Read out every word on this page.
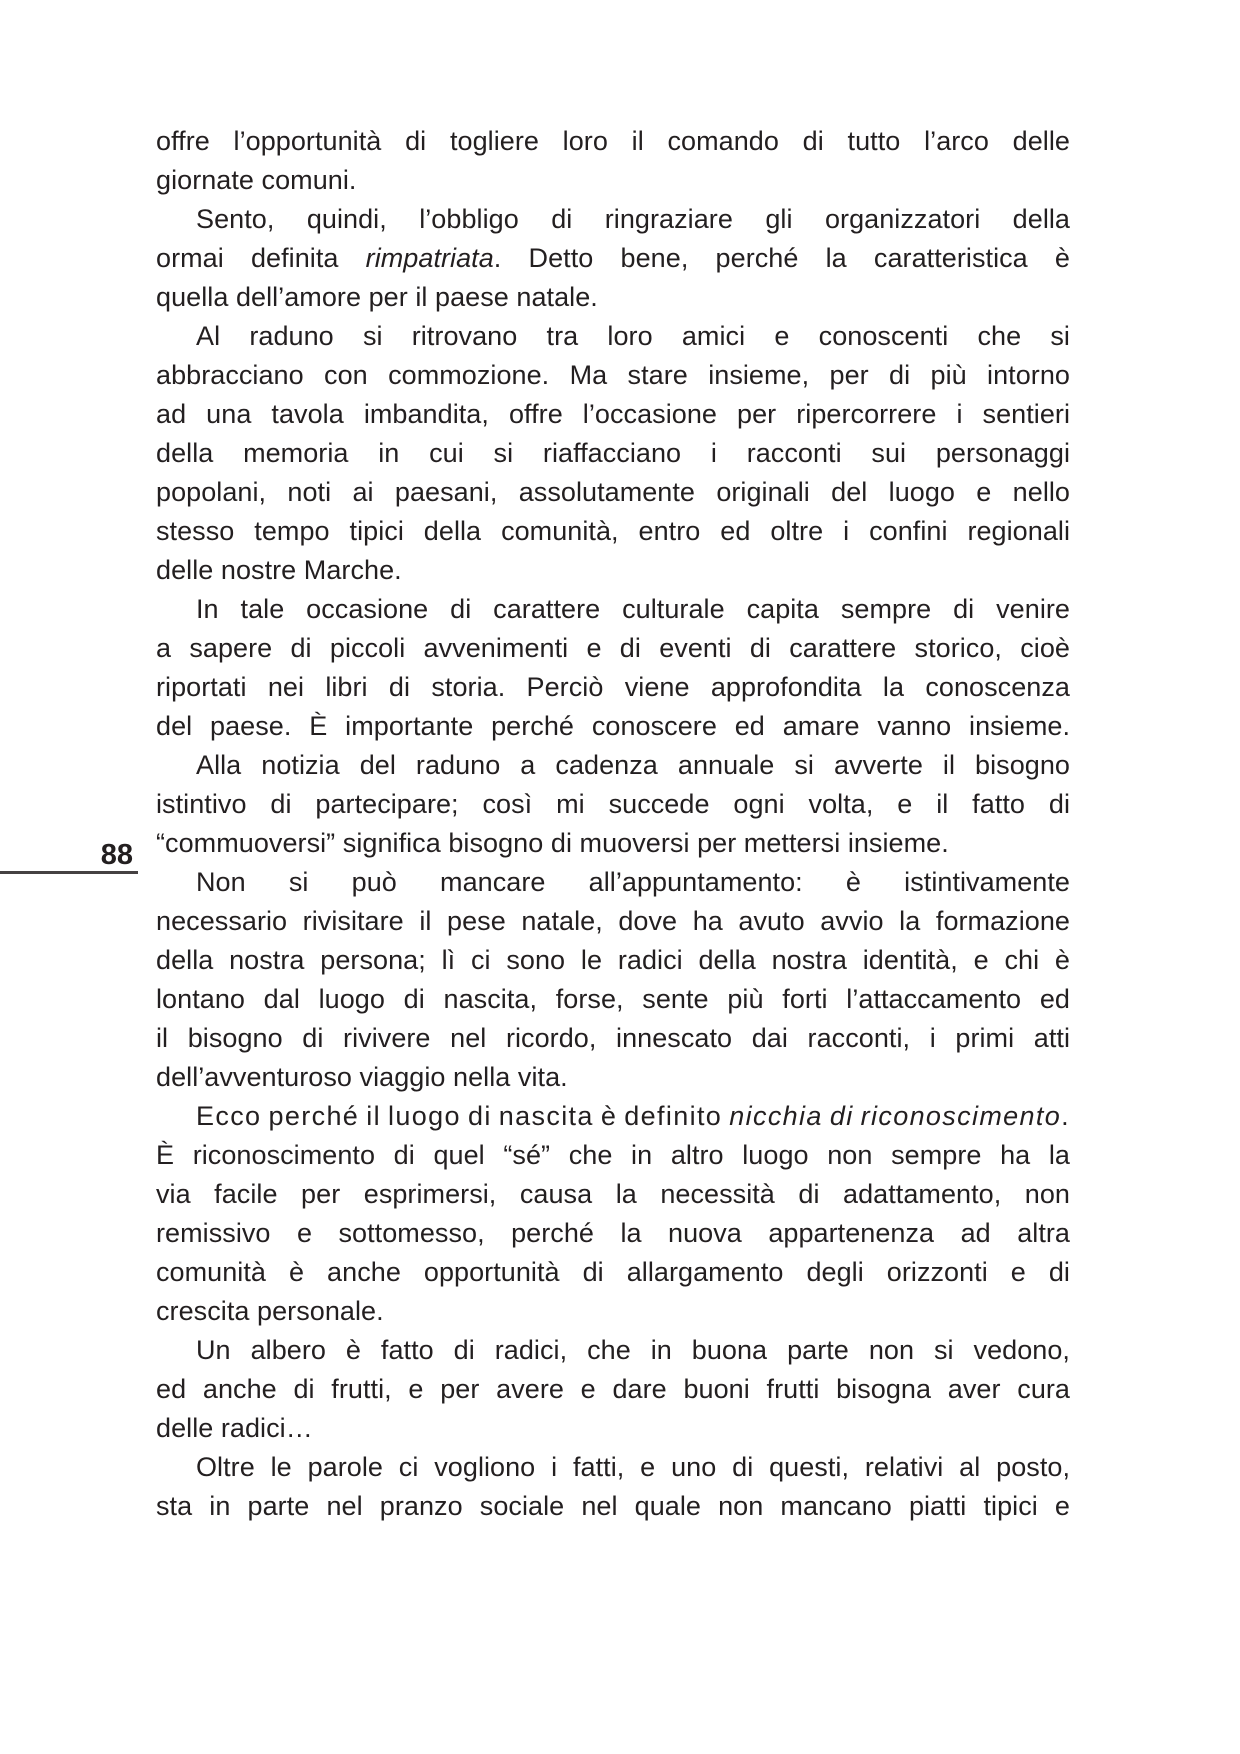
88
offre l’opportunità di togliere loro il comando di tutto l’arco delle
giornate comuni.
Sento, quindi, l’obbligo di ringraziare gli organizzatori della
ormai definita rimpatriata. Detto bene, perché la caratteristica è
quella dell’amore per il paese natale.
Al raduno si ritrovano tra loro amici e conoscenti che si
abbracciano con commozione. Ma stare insieme, per di più intorno
ad una tavola imbandita, offre l’occasione per ripercorrere i sentieri
della memoria in cui si riaffacciano i racconti sui personaggi
popolani, noti ai paesani, assolutamente originali del luogo e nello
stesso tempo tipici della comunità, entro ed oltre i confini regionali
delle nostre Marche.
In tale occasione di carattere culturale capita sempre di venire
a sapere di piccoli avvenimenti e di eventi di carattere storico, cioè
riportati nei libri di storia. Perciò viene approfondita la conoscenza
del paese. È importante perché conoscere ed amare vanno insieme.
Alla notizia del raduno a cadenza annuale si avverte il bisogno
istintivo di partecipare; così mi succede ogni volta, e il fatto di
“commuoversi” significa bisogno di muoversi per mettersi insieme.
Non si può mancare all’appuntamento: è istintivamente
necessario rivisitare il pese natale, dove ha avuto avvio la formazione
della nostra persona; lì ci sono le radici della nostra identità, e chi è
lontano dal luogo di nascita, forse, sente più forti l’attaccamento ed
il bisogno di rivivere nel ricordo, innescato dai racconti, i primi atti
dell’avventuroso viaggio nella vita.
Ecco perché il luogo di nascita è definito nicchia di riconoscimento.
È riconoscimento di quel “sé” che in altro luogo non sempre ha la
via facile per esprimersi, causa la necessità di adattamento, non
remissivo e sottomesso, perché la nuova appartenenza ad altra
comunità è anche opportunità di allargamento degli orizzonti e di
crescita personale.
Un albero è fatto di radici, che in buona parte non si vedono,
ed anche di frutti, e per avere e dare buoni frutti bisogna aver cura
delle radici…
Oltre le parole ci vogliono i fatti, e uno di questi, relativi al posto,
sta in parte nel pranzo sociale nel quale non mancano piatti tipici e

-- -- --

• **Task requirements**
Look through the entries above and report each line where the string "anche" occurs.

• **Solution to this exercise**
comunità è anche opportunità di allargamento degli orizzonti e di
ed anche di frutti, e per avere e dare buoni frutti bisogna aver cura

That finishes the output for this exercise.